Begin

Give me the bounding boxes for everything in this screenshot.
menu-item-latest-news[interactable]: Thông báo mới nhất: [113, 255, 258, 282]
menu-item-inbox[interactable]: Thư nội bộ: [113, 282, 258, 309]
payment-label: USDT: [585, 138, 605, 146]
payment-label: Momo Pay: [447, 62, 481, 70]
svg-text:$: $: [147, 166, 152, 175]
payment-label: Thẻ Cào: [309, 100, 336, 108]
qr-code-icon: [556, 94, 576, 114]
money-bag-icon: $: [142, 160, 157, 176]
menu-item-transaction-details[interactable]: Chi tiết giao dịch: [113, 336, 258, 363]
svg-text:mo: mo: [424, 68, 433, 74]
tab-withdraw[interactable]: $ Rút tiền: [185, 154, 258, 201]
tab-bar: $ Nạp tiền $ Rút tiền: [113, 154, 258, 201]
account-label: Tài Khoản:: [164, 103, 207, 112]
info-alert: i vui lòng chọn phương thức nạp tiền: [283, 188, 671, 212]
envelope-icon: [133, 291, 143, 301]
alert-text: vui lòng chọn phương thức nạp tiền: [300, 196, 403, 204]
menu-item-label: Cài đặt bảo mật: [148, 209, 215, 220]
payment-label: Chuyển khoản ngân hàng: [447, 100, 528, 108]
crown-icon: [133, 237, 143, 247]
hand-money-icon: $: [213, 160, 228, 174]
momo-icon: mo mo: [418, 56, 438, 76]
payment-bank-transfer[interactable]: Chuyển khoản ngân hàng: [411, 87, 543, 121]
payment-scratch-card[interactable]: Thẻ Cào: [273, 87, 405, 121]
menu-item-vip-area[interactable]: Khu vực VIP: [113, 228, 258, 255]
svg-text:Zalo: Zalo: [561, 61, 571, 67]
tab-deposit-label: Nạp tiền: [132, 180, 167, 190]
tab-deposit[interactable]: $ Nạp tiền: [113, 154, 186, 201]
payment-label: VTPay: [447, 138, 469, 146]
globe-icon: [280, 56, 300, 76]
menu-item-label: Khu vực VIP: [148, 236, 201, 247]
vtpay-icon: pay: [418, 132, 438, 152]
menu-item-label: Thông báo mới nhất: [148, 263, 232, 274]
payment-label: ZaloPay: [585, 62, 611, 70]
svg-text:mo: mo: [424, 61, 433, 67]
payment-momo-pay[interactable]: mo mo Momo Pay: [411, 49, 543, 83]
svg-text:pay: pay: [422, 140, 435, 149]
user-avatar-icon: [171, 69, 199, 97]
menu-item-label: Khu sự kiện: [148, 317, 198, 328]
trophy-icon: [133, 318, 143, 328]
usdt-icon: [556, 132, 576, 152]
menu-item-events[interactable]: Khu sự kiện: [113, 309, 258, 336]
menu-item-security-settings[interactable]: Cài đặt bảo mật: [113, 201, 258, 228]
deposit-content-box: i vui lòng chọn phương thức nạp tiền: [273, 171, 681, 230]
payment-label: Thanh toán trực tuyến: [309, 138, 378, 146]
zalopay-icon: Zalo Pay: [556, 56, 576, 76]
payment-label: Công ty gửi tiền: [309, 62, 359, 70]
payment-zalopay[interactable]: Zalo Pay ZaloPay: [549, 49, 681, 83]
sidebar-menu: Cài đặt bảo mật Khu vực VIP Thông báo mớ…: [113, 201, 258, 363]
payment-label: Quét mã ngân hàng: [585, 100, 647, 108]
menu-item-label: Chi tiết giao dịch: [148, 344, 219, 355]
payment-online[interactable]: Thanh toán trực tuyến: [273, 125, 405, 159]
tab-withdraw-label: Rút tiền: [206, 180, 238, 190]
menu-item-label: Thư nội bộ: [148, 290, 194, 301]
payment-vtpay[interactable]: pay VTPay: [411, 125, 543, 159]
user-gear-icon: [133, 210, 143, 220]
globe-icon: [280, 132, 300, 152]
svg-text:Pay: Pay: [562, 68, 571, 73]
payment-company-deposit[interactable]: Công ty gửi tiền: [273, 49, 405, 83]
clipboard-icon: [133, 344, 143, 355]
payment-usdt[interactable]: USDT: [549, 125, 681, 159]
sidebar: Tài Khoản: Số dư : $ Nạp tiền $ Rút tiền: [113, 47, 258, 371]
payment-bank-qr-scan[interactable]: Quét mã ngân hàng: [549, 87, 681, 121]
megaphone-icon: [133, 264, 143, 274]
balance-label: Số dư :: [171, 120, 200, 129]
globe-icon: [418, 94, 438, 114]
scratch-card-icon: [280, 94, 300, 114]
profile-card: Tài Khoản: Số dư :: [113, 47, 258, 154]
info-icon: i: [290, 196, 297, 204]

End
Begin

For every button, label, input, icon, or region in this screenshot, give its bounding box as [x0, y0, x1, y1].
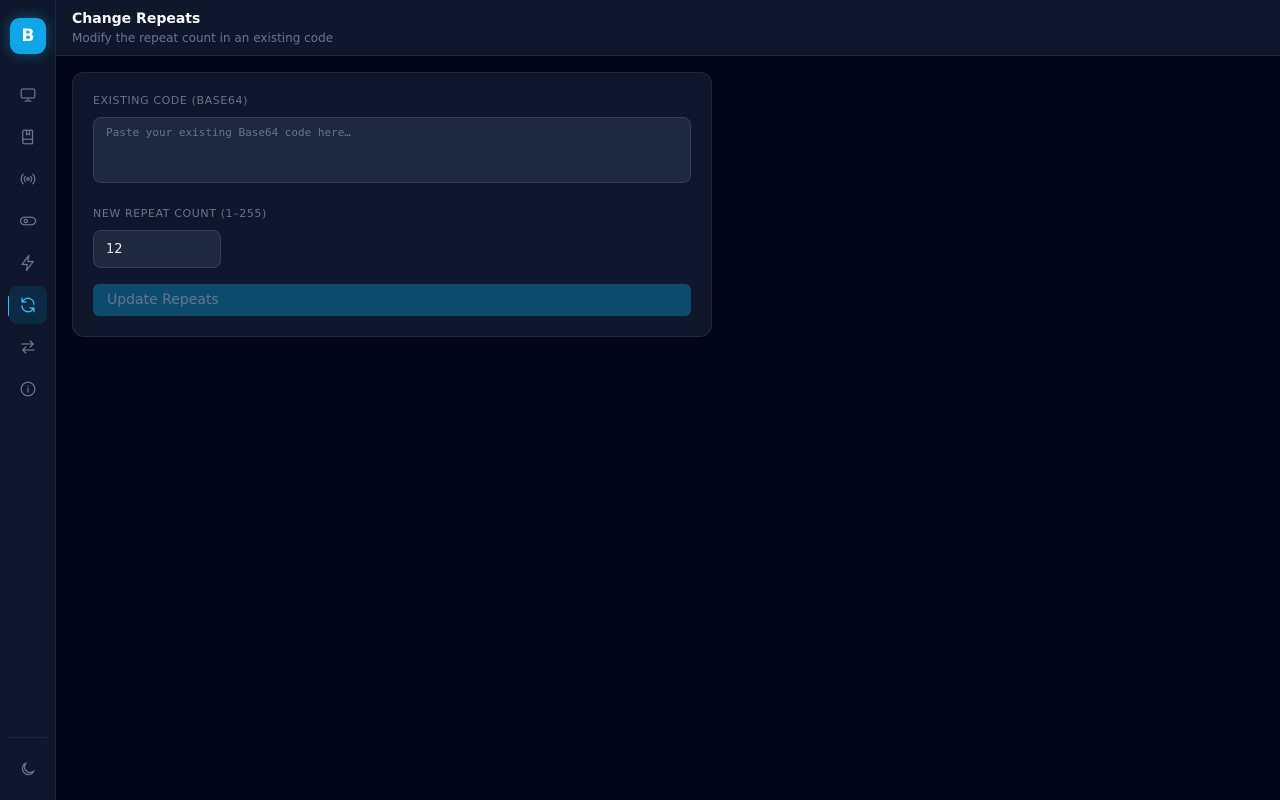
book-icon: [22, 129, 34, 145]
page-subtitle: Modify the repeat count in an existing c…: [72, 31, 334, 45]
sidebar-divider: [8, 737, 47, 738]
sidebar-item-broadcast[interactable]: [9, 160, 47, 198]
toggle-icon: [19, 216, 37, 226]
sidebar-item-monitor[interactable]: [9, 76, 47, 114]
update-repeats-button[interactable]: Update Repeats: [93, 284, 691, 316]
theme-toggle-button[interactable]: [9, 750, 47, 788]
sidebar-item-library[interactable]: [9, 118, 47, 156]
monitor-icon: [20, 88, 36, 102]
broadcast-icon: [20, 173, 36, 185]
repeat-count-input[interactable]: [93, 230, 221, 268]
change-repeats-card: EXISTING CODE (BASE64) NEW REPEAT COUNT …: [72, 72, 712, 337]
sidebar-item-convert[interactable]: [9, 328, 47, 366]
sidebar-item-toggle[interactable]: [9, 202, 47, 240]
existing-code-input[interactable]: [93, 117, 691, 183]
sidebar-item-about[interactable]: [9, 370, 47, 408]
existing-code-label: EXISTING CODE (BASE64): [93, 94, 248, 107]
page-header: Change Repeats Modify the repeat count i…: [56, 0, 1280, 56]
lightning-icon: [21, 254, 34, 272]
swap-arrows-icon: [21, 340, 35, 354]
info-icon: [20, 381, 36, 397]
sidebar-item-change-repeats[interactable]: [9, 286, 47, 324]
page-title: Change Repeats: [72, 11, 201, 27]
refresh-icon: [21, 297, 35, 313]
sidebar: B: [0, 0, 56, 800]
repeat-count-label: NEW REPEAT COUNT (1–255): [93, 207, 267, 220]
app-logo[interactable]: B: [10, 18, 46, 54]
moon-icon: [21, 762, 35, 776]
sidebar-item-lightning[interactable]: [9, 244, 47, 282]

End

| STATED TASK |
Turn the listing's lines from the one containing "book-icon: [22, 129, 34, 145]" through the one containing "284, 691, 316]" into a numbered list, leaving out any blank lines.

| WRITTEN SOLUTION |
1. book-icon: [22, 129, 34, 145]
2. page-subtitle: Modify the repeat count in an existing c…: [72, 31, 334, 45]
3. sidebar-divider: [8, 737, 47, 738]
4. sidebar-item-broadcast[interactable]: [9, 160, 47, 198]
5. toggle-icon: [19, 216, 37, 226]
6. sidebar-item-monitor[interactable]: [9, 76, 47, 114]
7. update-repeats-button[interactable]: Update Repeats: [93, 284, 691, 316]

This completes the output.